◆ REQUIRED TASK: Repeat every line below exactly as it reads.
——
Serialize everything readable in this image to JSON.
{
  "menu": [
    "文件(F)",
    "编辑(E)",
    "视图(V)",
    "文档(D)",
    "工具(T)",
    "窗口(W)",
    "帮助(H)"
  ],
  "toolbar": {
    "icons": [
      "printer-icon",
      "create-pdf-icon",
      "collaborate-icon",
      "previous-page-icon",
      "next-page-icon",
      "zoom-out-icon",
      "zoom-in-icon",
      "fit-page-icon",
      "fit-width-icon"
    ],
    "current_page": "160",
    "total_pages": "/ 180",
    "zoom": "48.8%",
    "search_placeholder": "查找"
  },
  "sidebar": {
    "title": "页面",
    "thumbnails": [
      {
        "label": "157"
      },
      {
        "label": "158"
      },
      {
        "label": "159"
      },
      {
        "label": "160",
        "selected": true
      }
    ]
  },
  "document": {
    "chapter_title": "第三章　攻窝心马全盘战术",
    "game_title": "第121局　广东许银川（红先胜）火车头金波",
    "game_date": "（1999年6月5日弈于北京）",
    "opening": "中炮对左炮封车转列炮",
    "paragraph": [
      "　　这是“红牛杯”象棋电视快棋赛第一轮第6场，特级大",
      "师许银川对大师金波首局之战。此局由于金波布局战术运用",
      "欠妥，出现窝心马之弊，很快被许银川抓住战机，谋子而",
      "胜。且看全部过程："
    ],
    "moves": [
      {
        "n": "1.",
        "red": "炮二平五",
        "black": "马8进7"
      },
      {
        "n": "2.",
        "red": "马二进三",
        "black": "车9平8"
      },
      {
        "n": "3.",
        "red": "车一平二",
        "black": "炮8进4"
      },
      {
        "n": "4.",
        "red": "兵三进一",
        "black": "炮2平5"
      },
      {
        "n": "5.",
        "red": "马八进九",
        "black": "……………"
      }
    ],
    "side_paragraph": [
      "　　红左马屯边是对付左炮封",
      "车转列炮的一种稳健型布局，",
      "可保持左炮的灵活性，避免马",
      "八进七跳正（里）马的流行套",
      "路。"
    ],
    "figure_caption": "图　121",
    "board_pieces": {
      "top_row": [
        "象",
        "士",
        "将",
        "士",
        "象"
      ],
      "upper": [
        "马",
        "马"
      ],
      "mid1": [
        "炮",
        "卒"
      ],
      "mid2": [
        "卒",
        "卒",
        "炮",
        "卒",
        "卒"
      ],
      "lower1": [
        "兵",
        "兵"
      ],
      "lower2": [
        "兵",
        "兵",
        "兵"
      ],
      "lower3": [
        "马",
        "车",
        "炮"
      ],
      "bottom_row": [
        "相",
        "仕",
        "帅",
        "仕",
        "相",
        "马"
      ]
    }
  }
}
——
◆ EXERCISE OUTPUT:
Serialize everything readable in this image to JSON.
{
  "menu": [
    "文件(F)",
    "编辑(E)",
    "视图(V)",
    "文档(D)",
    "工具(T)",
    "窗口(W)",
    "帮助(H)"
  ],
  "toolbar": {
    "icons": [
      "printer-icon",
      "create-pdf-icon",
      "collaborate-icon",
      "previous-page-icon",
      "next-page-icon",
      "zoom-out-icon",
      "zoom-in-icon",
      "fit-page-icon",
      "fit-width-icon"
    ],
    "current_page": "160",
    "total_pages": "/ 180",
    "zoom": "48.8%",
    "search_placeholder": "查找"
  },
  "sidebar": {
    "title": "页面",
    "thumbnails": [
      {
        "label": "157"
      },
      {
        "label": "158"
      },
      {
        "label": "159"
      },
      {
        "label": "160",
        "selected": true
      }
    ]
  },
  "document": {
    "chapter_title": "第三章　攻窝心马全盘战术",
    "game_title": "第121局　广东许银川（红先胜）火车头金波",
    "game_date": "（1999年6月5日弈于北京）",
    "opening": "中炮对左炮封车转列炮",
    "paragraph": [
      "　　这是“红牛杯”象棋电视快棋赛第一轮第6场，特级大",
      "师许银川对大师金波首局之战。此局由于金波布局战术运用",
      "欠妥，出现窝心马之弊，很快被许银川抓住战机，谋子而",
      "胜。且看全部过程："
    ],
    "moves": [
      {
        "n": "1.",
        "red": "炮二平五",
        "black": "马8进7"
      },
      {
        "n": "2.",
        "red": "马二进三",
        "black": "车9平8"
      },
      {
        "n": "3.",
        "red": "车一平二",
        "black": "炮8进4"
      },
      {
        "n": "4.",
        "red": "兵三进一",
        "black": "炮2平5"
      },
      {
        "n": "5.",
        "red": "马八进九",
        "black": "……………"
      }
    ],
    "side_paragraph": [
      "　　红左马屯边是对付左炮封",
      "车转列炮的一种稳健型布局，",
      "可保持左炮的灵活性，避免马",
      "八进七跳正（里）马的流行套",
      "路。"
    ],
    "figure_caption": "图　121",
    "board_pieces": {
      "top_row": [
        "象",
        "士",
        "将",
        "士",
        "象"
      ],
      "upper": [
        "马",
        "马"
      ],
      "mid1": [
        "炮",
        "卒"
      ],
      "mid2": [
        "卒",
        "卒",
        "炮",
        "卒",
        "卒"
      ],
      "lower1": [
        "兵",
        "兵"
      ],
      "lower2": [
        "兵",
        "兵",
        "兵"
      ],
      "lower3": [
        "马",
        "车",
        "炮"
      ],
      "bottom_row": [
        "相",
        "仕",
        "帅",
        "仕",
        "相",
        "马"
      ]
    }
  }
}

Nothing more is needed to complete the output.